• **Prompt A**:
Do these statements agree with the sanding and salting thread below? (i) StonewallFarms bought a 2001 Ford F-350 Powerstroke. (ii) deicepro has had to replace three motors. (iii) 2COR517 considers electric motors the way to go. Answer yes or no for each, quoting the deciding words of the thread.
• **Prompt B**:
In the sanding and salting thread, which two brands of electric under tailgate spreader does basher suggest?
• **Prompt C**:
Copy the sanding and salting thread word for word, starting at the words "## 2COR517 (Oct" and stopping after "end up with.".

• **Reading text**:
::::
# Stepping into the sanding/salting arena



## StonewallFarms (Aug 26, 2007)

Hey guys hope you all had a profitable season this past year. I have decided to expand my services into the sanding and salting parking lots. Im currently starting out so im trying to make due with what i have. I currently have a 2500hd gmc short bed and wonder if anyone is running and spreaders on this truck and what is working for them. i have contemplated buying an addtional truck with a plow and sander but again the money adds up and i really dont want to end up with old, unreliable equipment. As for sanders i really wanted to stay away from the tailgate spreaders and was told to stay with a poly instead of a stainless for weight purposes. At this point im still in the exploring stages, but winter is only a few months away and i want to be ready. Thanks for all of your help.


----------



## basher (Nov 13, 2004)

Dollar for dollar it is hard to beat the Saltdogg poly/elec.


----------



## ford6.9 (Aug 17, 2006)

I have a Salt Dogg, its been a very good unit no problems.


----------



## deicepro (Mar 24, 2009)

I'm on my 5th Snowex and i have only had to replace 1 motor. Could just be dumb luck.


----------



## 2COR517 (Oct 23, 2008)

I have had good luck with my PolyCaster. The advertised weigh difference isn't that much, either one will be fine for you. It is hard to beat the poly though, and electric motors are definitely the way to go.


----------



## StonewallFarms (Aug 26, 2007)

Thanks guys, i'll be making my decision up within the next few weeks let you know what i end up with.


----------



## StonewallFarms (Aug 26, 2007)

So i ended up biting the bullet and buying a used truck. I bought a 2001 Ford F-350 Powerstroke with a 9' MM plow. So now im open to all sanders and the 6' bed is no longer an issue. Im almost sold on the polycasters however i came across an add for an hydraulic sander. Can any one give me a quick education on this? Its my understanding that id have to have a seperate unit which would run the sander? Thanks guys. below is a pic of the new truck.. Still shocked I own a ford, haha!


----------



## basher (Nov 13, 2004)

I'd suggest either a Truckcraft or Buyers electric under tailgate spreader.


----------



## JohnnyRoyale (Jun 18, 2006)

Congrats-thats a nice little truck you got there.


----------



## redman6565 (Jul 14, 2008)

StonewallFarms;796641 said:


> So i ended up biting the bullet and buying a used truck. I bought a 2001 Ford F-350 Powerstroke with a 9' MM plow. So now im open to all sanders and the 6' bed is no longer an issue. Im almost sold on the polycasters however i came across an add for an hydraulic sander. Can any one give me a quick education on this? Its my understanding that id have to have a seperate unit which would run the sander? Thanks guys. below is a pic of the new truck.. Still shocked I own a ford, haha!
::::
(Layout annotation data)
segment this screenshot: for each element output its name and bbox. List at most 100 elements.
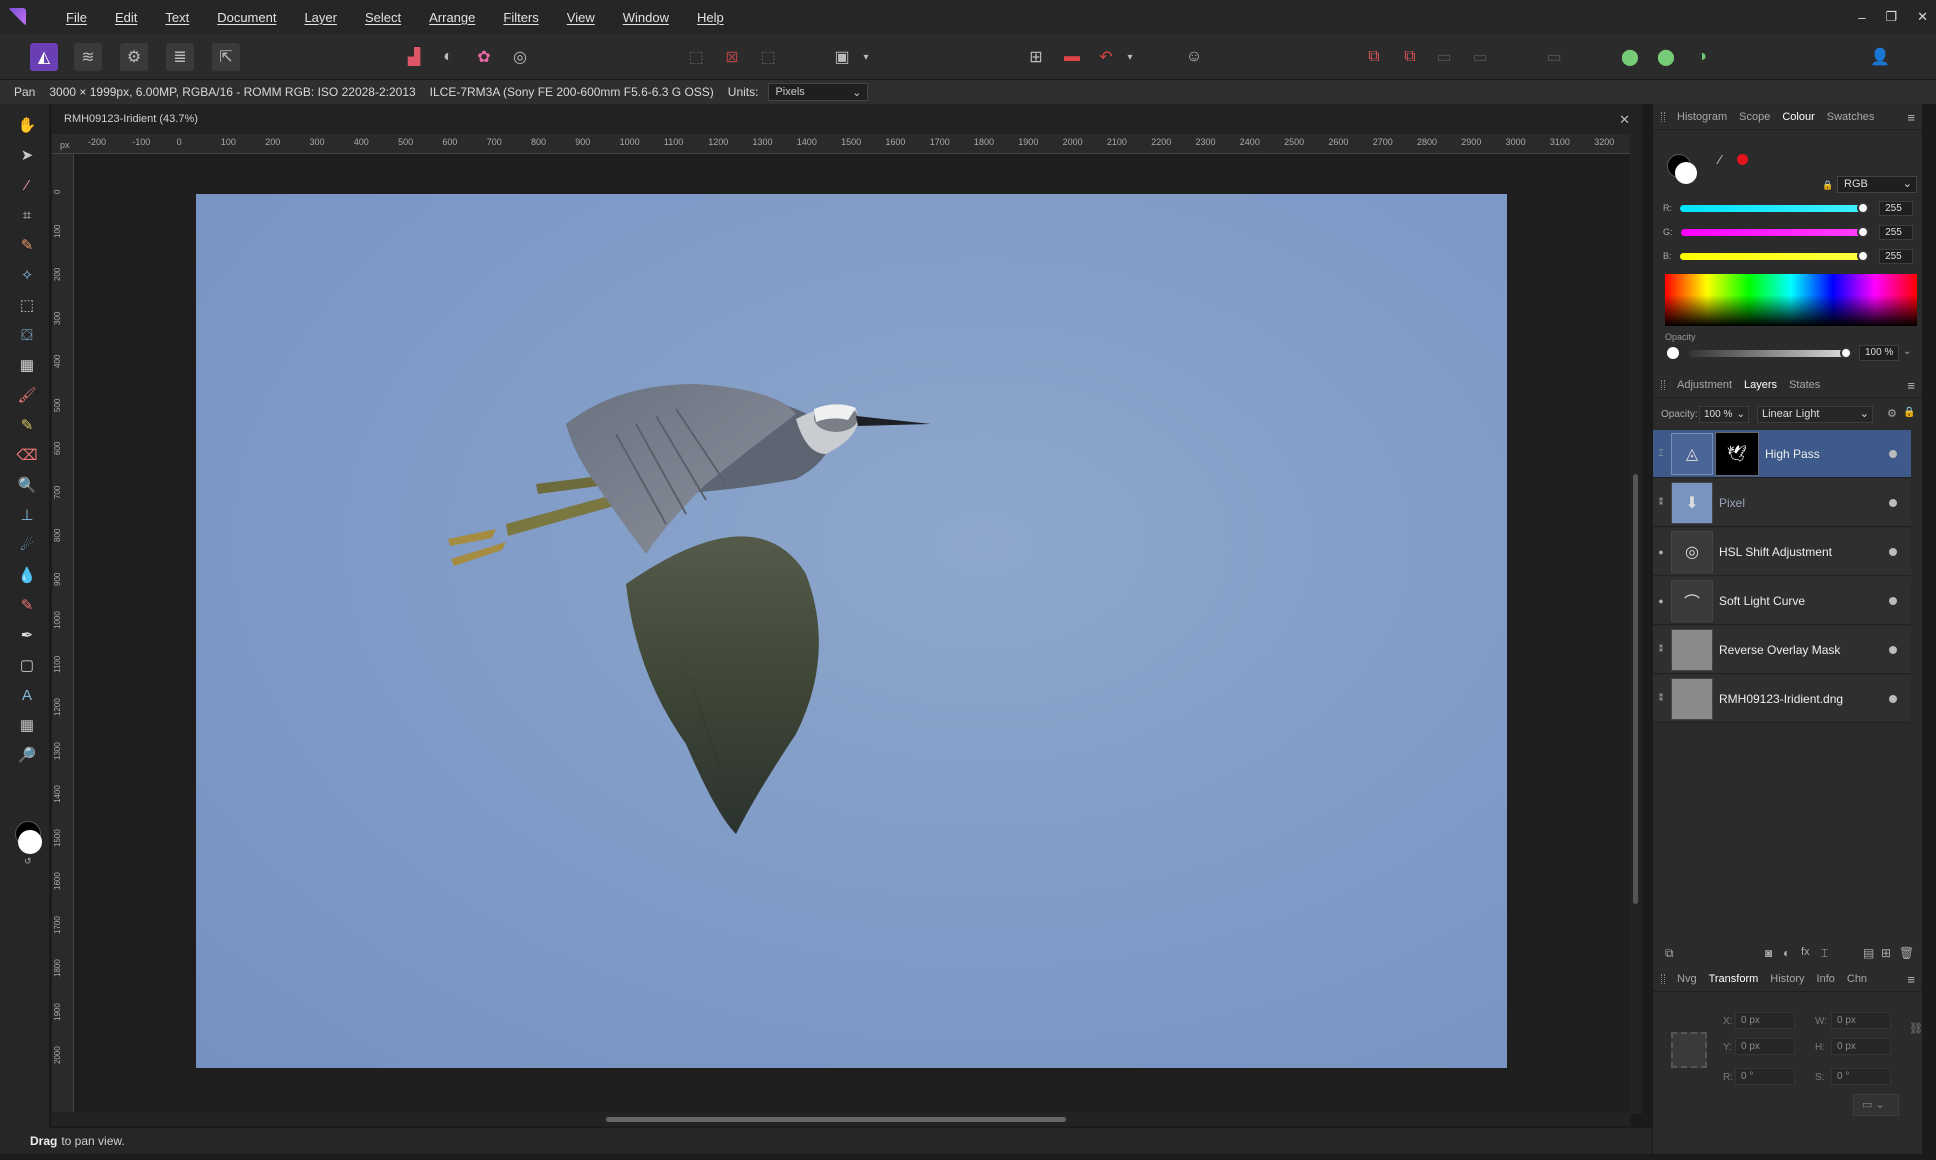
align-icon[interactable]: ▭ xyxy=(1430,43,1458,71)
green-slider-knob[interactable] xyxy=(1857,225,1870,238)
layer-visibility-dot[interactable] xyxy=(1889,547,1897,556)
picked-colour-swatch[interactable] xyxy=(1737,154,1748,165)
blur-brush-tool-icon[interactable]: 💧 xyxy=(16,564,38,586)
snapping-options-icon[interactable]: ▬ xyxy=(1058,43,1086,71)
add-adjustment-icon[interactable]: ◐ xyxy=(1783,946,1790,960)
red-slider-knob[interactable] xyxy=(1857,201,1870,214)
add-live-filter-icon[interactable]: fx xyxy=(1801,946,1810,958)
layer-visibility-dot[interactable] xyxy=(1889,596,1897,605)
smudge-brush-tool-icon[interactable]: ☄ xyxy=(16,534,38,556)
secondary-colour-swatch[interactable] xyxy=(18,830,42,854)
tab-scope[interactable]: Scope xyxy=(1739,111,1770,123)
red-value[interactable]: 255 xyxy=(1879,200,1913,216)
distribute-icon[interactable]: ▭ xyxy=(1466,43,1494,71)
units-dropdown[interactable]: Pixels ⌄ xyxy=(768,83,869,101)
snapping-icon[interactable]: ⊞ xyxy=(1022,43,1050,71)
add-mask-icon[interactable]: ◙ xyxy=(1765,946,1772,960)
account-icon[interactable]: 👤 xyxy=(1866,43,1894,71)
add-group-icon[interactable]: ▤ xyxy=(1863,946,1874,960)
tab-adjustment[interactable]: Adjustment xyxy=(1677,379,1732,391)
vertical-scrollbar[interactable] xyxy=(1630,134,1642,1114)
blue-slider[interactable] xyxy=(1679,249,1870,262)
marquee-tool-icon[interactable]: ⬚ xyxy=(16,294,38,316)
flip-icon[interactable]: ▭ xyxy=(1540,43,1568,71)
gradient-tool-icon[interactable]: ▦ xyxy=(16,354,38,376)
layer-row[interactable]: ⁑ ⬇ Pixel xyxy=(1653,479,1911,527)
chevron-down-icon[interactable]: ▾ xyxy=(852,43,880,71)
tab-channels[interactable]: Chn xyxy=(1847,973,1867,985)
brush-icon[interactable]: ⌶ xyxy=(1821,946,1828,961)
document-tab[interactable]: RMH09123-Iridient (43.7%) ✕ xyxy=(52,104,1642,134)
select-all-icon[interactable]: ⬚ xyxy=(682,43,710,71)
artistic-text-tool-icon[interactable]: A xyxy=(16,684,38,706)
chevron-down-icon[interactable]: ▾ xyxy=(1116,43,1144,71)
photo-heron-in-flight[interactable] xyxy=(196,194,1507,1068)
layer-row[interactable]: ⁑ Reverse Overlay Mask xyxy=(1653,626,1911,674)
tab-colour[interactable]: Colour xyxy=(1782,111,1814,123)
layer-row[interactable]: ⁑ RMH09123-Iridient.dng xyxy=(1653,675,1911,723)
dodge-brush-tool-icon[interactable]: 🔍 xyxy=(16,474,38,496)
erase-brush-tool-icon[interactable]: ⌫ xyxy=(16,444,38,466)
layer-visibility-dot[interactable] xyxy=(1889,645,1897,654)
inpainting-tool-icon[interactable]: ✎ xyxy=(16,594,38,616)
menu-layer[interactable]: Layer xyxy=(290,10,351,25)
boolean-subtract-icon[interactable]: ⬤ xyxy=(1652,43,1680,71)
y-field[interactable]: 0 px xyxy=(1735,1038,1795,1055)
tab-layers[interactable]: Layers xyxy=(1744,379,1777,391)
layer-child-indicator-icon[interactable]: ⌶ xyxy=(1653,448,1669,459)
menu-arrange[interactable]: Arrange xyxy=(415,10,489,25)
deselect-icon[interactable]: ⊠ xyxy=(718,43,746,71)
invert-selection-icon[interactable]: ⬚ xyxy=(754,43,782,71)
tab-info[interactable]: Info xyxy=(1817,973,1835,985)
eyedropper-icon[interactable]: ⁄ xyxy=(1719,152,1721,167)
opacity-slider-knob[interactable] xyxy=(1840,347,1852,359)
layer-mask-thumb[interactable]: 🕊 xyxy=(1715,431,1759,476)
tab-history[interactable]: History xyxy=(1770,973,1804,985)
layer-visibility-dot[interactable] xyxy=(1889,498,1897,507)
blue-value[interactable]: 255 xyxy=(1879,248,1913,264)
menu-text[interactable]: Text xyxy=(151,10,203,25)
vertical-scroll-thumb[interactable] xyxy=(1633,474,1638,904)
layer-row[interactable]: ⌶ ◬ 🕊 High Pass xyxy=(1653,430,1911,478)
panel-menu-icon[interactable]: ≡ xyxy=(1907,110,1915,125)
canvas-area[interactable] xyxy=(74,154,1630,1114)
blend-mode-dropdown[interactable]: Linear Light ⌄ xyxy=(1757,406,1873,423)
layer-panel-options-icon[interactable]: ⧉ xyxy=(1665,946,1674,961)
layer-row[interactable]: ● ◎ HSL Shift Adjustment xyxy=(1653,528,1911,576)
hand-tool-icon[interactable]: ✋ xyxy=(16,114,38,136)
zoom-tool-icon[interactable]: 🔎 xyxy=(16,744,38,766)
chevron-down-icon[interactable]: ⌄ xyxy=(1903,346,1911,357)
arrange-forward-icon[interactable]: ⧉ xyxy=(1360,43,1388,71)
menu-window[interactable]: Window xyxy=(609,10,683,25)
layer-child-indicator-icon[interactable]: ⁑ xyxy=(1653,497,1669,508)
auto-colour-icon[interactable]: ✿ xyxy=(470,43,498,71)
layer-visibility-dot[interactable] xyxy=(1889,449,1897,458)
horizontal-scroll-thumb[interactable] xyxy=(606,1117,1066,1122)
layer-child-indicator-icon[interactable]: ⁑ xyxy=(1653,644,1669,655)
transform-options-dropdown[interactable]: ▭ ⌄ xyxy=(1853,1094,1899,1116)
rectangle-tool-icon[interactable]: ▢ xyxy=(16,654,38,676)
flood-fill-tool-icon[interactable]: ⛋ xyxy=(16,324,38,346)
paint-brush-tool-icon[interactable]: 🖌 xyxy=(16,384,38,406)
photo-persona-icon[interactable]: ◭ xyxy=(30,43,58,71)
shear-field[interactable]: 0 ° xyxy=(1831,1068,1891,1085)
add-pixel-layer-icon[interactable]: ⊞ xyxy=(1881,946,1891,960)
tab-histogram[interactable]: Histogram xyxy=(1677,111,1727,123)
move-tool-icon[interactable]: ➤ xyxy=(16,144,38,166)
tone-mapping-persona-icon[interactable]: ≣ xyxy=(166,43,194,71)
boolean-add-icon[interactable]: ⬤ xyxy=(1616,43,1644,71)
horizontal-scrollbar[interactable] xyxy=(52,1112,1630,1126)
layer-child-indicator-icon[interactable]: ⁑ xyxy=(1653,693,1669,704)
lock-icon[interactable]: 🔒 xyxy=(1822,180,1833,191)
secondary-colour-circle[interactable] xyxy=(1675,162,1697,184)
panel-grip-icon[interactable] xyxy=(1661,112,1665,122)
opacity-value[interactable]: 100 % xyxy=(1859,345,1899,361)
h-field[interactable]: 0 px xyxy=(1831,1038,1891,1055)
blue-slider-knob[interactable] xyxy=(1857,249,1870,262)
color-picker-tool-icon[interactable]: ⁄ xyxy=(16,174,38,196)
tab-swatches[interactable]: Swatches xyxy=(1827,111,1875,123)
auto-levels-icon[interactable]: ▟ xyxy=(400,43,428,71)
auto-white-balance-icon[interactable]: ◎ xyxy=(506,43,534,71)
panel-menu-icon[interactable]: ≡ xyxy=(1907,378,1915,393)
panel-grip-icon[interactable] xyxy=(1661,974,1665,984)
::::
• **Result A**:
(i) Yes: "I bought a 2001 Ford F-350 Powerstroke with a 9' MM plow."
(ii) No: "I'm on my 5th Snowex and i have only had to replace 1 motor."
(iii) Yes: "electric motors are definitely the way to go."

• **Result B**:
Truckcraft or Buyers.

• **Result C**:
## 2COR517 (Oct 23, 2008)

I have had good luck with my PolyCaster. The advertised weigh difference isn't that much, either one will be fine for you. It is hard to beat the poly though, and electric motors are definitely the way to go.


----------



## StonewallFarms (Aug 26, 2007)

Thanks guys, i'll be making my decision up within the next few weeks let you know what i end up with.